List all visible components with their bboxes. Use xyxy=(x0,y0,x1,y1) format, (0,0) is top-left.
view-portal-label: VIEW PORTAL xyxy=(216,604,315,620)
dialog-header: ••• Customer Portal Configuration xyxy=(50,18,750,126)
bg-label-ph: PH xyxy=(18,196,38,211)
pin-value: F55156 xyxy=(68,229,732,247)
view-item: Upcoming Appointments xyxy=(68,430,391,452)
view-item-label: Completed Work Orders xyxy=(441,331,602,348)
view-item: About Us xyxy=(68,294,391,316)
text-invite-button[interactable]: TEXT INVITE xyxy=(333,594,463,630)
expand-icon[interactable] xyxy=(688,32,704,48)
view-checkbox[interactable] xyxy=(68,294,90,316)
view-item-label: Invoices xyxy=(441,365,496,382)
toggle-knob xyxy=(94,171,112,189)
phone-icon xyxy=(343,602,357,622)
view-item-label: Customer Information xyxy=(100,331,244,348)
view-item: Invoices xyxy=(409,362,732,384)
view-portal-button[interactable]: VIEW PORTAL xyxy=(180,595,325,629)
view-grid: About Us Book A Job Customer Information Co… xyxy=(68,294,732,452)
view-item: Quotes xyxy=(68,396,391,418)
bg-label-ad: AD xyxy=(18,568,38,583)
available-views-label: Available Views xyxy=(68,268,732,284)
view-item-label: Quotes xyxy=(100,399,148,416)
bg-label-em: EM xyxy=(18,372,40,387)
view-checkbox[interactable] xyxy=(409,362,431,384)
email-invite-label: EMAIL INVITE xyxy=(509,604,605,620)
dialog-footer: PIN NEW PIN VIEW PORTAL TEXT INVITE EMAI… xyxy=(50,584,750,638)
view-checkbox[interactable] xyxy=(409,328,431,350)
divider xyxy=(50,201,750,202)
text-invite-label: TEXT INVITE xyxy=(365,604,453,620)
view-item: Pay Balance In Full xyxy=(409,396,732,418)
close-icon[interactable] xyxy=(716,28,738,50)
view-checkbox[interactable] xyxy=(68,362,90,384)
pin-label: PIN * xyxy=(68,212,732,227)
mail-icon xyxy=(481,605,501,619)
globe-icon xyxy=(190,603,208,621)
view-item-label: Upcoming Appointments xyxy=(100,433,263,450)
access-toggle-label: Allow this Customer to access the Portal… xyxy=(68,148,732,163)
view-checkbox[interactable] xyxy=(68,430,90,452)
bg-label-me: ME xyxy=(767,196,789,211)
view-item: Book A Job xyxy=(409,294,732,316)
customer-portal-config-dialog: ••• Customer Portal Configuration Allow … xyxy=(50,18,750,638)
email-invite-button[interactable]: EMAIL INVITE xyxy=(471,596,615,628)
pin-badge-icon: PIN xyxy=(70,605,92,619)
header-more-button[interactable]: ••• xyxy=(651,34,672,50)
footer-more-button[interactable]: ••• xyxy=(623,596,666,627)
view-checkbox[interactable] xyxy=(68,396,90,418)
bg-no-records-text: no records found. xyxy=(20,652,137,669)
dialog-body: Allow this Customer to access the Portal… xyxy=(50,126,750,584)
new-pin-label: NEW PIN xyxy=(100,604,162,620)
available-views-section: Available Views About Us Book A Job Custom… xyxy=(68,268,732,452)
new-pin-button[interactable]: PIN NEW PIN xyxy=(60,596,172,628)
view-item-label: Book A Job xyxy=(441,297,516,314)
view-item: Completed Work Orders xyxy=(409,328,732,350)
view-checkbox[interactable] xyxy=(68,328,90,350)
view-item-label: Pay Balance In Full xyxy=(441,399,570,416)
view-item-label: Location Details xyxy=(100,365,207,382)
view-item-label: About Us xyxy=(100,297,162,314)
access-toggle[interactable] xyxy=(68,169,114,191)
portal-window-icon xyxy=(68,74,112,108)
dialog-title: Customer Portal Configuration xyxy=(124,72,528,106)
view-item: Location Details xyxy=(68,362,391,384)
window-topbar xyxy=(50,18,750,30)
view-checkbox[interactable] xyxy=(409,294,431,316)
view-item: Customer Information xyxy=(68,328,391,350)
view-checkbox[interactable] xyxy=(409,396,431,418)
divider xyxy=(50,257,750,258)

▶ INSTRUCTIONS TO FOLLOW
Rewrite the records above, changing every "Pay Balance In Full" to "Pay Outstanding Balance" and leaving all other text untouched.

▶ IN RESPONSE
List all visible components with their bboxes. Use xyxy=(x0,y0,x1,y1) format, (0,0) is top-left.
view-portal-label: VIEW PORTAL xyxy=(216,604,315,620)
dialog-header: ••• Customer Portal Configuration xyxy=(50,18,750,126)
bg-label-ph: PH xyxy=(18,196,38,211)
pin-value: F55156 xyxy=(68,229,732,247)
view-item: Upcoming Appointments xyxy=(68,430,391,452)
view-item-label: Completed Work Orders xyxy=(441,331,602,348)
view-item: About Us xyxy=(68,294,391,316)
text-invite-button[interactable]: TEXT INVITE xyxy=(333,594,463,630)
expand-icon[interactable] xyxy=(688,32,704,48)
view-checkbox[interactable] xyxy=(68,294,90,316)
view-item-label: Invoices xyxy=(441,365,496,382)
toggle-knob xyxy=(94,171,112,189)
phone-icon xyxy=(343,602,357,622)
view-item-label: Customer Information xyxy=(100,331,244,348)
view-item: Invoices xyxy=(409,362,732,384)
view-portal-button[interactable]: VIEW PORTAL xyxy=(180,595,325,629)
view-grid: About Us Book A Job Customer Information Co… xyxy=(68,294,732,452)
view-item: Quotes xyxy=(68,396,391,418)
bg-label-ad: AD xyxy=(18,568,38,583)
available-views-label: Available Views xyxy=(68,268,732,284)
view-item-label: Quotes xyxy=(100,399,148,416)
bg-label-em: EM xyxy=(18,372,40,387)
view-checkbox[interactable] xyxy=(409,362,431,384)
email-invite-label: EMAIL INVITE xyxy=(509,604,605,620)
dialog-footer: PIN NEW PIN VIEW PORTAL TEXT INVITE EMAI… xyxy=(50,584,750,638)
view-checkbox[interactable] xyxy=(409,328,431,350)
divider xyxy=(50,201,750,202)
text-invite-label: TEXT INVITE xyxy=(365,604,453,620)
view-item: Pay Outstanding Balance xyxy=(409,396,732,418)
close-icon[interactable] xyxy=(716,28,738,50)
view-checkbox[interactable] xyxy=(68,362,90,384)
pin-label: PIN * xyxy=(68,212,732,227)
mail-icon xyxy=(481,605,501,619)
globe-icon xyxy=(190,603,208,621)
view-item-label: Upcoming Appointments xyxy=(100,433,263,450)
access-toggle-label: Allow this Customer to access the Portal… xyxy=(68,148,732,163)
view-checkbox[interactable] xyxy=(68,430,90,452)
bg-label-me: ME xyxy=(767,196,789,211)
view-item: Book A Job xyxy=(409,294,732,316)
customer-portal-config-dialog: ••• Customer Portal Configuration Allow … xyxy=(50,18,750,638)
email-invite-button[interactable]: EMAIL INVITE xyxy=(471,596,615,628)
pin-badge-icon: PIN xyxy=(70,605,92,619)
header-more-button[interactable]: ••• xyxy=(651,34,672,50)
footer-more-button[interactable]: ••• xyxy=(623,596,666,627)
view-checkbox[interactable] xyxy=(68,396,90,418)
bg-no-records-text: no records found. xyxy=(20,652,137,669)
dialog-body: Allow this Customer to access the Portal… xyxy=(50,126,750,584)
new-pin-label: NEW PIN xyxy=(100,604,162,620)
available-views-section: Available Views About Us Book A Job Custom… xyxy=(68,268,732,452)
new-pin-button[interactable]: PIN NEW PIN xyxy=(60,596,172,628)
view-item-label: Book A Job xyxy=(441,297,516,314)
view-item: Completed Work Orders xyxy=(409,328,732,350)
view-checkbox[interactable] xyxy=(68,328,90,350)
view-item-label: Pay Outstanding Balance xyxy=(441,399,570,416)
view-item-label: Location Details xyxy=(100,365,207,382)
view-item-label: About Us xyxy=(100,297,162,314)
access-toggle[interactable] xyxy=(68,169,114,191)
portal-window-icon xyxy=(68,74,112,108)
dialog-title: Customer Portal Configuration xyxy=(124,72,528,106)
view-item: Location Details xyxy=(68,362,391,384)
window-topbar xyxy=(50,18,750,30)
view-checkbox[interactable] xyxy=(409,294,431,316)
view-item: Customer Information xyxy=(68,328,391,350)
view-checkbox[interactable] xyxy=(409,396,431,418)
divider xyxy=(50,257,750,258)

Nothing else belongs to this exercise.